Task description: From the listing below, extract every line in which the word "实现自己的梦想" appears.

Dataset entries:
▼

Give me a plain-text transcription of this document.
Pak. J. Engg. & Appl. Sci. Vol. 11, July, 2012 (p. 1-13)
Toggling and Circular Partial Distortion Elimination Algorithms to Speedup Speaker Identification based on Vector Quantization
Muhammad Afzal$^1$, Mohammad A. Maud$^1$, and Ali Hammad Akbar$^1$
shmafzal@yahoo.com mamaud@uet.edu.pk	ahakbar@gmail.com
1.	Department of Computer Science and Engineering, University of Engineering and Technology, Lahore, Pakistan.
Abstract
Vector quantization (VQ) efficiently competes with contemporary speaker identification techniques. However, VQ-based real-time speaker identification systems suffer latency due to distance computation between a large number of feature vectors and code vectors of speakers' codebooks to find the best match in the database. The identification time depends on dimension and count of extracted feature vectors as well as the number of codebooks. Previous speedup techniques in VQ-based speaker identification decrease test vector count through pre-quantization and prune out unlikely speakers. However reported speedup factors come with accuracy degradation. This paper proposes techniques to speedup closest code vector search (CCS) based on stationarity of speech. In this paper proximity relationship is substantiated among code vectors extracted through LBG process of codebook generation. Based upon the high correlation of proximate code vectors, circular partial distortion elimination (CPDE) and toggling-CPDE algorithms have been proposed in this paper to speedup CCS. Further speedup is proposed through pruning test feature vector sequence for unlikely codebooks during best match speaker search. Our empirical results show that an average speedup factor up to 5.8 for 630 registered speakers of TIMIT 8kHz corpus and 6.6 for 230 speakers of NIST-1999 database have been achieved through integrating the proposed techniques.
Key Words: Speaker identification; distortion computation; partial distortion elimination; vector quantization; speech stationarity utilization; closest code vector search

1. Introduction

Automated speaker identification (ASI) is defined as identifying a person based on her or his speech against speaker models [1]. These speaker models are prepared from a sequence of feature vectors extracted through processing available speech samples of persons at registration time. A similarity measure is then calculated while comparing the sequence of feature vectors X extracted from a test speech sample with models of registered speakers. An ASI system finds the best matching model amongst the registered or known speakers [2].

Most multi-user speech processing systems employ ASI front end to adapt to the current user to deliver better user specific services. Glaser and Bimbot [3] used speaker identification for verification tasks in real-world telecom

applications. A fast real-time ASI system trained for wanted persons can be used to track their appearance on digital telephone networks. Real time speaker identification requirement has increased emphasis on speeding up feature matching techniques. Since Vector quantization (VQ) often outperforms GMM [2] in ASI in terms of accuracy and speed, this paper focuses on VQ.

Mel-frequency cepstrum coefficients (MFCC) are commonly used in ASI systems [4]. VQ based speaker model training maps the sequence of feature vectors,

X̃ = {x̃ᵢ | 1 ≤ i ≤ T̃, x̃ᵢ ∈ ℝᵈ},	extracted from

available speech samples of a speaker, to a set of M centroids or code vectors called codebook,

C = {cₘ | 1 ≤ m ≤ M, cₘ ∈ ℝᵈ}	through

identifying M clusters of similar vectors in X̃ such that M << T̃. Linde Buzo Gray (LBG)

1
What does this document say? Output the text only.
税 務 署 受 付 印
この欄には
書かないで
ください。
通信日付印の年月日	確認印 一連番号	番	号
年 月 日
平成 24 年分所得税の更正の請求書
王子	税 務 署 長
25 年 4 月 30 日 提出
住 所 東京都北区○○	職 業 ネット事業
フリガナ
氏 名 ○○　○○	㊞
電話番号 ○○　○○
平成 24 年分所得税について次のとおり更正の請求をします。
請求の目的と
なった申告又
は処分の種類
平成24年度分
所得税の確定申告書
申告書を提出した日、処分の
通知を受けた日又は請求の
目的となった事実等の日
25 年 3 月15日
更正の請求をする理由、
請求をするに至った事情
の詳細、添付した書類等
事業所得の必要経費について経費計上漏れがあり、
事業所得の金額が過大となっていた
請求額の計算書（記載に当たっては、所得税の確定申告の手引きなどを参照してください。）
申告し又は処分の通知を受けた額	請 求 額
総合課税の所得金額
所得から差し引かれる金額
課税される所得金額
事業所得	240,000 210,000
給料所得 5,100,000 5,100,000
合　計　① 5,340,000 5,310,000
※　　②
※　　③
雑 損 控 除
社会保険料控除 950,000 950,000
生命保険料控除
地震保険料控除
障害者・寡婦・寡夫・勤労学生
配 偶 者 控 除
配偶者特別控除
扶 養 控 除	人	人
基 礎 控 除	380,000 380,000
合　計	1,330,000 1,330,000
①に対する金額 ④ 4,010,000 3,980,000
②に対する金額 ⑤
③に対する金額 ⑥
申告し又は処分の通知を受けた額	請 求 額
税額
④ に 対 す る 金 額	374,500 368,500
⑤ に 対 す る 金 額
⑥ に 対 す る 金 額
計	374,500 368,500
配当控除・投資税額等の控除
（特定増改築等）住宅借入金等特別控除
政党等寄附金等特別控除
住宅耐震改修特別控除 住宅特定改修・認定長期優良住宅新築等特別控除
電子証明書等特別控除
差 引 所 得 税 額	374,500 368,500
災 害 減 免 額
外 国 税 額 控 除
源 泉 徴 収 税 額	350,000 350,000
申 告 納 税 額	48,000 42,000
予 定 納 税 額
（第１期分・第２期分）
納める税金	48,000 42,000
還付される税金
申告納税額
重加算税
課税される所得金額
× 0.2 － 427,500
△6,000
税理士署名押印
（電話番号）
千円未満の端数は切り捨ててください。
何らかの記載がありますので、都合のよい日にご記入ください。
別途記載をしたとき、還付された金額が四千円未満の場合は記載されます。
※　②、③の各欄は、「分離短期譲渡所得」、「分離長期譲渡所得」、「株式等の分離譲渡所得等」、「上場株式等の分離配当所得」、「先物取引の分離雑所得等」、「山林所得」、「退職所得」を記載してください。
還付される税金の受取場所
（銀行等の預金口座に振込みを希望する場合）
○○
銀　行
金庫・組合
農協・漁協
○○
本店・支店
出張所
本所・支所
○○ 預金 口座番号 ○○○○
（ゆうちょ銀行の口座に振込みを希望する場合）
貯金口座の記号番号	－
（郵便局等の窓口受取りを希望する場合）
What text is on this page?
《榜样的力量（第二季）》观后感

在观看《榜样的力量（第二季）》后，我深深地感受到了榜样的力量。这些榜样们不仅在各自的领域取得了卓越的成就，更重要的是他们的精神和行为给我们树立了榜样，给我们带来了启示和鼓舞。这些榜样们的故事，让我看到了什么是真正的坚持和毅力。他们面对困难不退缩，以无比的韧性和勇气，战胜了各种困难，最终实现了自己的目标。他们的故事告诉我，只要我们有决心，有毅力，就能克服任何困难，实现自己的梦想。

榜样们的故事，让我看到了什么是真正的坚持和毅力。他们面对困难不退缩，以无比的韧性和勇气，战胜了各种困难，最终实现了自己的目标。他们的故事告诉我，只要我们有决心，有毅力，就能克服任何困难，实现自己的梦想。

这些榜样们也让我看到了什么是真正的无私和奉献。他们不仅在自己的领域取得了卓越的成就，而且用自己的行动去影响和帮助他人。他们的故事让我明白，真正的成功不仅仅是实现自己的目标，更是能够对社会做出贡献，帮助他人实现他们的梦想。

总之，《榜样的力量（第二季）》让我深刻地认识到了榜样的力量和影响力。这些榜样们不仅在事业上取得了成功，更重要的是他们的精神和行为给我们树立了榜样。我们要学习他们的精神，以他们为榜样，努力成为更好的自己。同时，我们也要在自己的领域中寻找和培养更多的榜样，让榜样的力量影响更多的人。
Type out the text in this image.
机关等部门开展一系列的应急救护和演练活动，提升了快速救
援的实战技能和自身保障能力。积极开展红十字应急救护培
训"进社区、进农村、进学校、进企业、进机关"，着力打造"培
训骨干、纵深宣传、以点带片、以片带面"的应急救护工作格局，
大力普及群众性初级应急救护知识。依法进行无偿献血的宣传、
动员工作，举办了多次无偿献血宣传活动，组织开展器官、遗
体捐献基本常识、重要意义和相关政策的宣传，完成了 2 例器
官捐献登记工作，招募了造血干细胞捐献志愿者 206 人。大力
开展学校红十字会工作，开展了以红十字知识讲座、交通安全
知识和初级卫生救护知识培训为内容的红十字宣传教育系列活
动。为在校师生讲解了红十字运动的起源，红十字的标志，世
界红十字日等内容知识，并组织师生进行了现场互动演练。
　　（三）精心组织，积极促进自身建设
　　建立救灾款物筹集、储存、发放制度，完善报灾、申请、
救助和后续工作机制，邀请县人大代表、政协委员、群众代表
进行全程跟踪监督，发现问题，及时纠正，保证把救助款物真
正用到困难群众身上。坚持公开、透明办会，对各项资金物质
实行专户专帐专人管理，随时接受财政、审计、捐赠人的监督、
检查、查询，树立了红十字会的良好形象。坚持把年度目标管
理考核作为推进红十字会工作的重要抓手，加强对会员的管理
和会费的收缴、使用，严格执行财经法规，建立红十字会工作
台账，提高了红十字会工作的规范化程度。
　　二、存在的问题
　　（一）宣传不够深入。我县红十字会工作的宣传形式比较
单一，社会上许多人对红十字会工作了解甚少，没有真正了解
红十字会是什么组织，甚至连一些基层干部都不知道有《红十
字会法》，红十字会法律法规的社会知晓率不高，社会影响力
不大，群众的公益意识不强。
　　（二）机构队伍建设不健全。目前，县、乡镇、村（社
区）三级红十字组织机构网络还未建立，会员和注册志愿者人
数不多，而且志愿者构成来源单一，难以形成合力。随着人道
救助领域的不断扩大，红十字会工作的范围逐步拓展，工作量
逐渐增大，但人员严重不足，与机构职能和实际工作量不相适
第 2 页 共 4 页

▲

Answer to the problem:
在观看《榜样的力量（第二季）》后，我深深地感受到了榜样的力量。这些榜样们不仅在各自的领域取得了卓越的成就，更重要的是他们的精神和行为给我们树立了榜样，给我们带来了启示和鼓舞。这些榜样们的故事，让我看到了什么是真正的坚持和毅力。他们面对困难不退缩，以无比的韧性和勇气，战胜了各种困难，最终实现了自己的目标。他们的故事告诉我，只要我们有决心，有毅力，就能克服任何困难，实现自己的梦想。
榜样们的故事，让我看到了什么是真正的坚持和毅力。他们面对困难不退缩，以无比的韧性和勇气，战胜了各种困难，最终实现了自己的目标。他们的故事告诉我，只要我们有决心，有毅力，就能克服任何困难，实现自己的梦想。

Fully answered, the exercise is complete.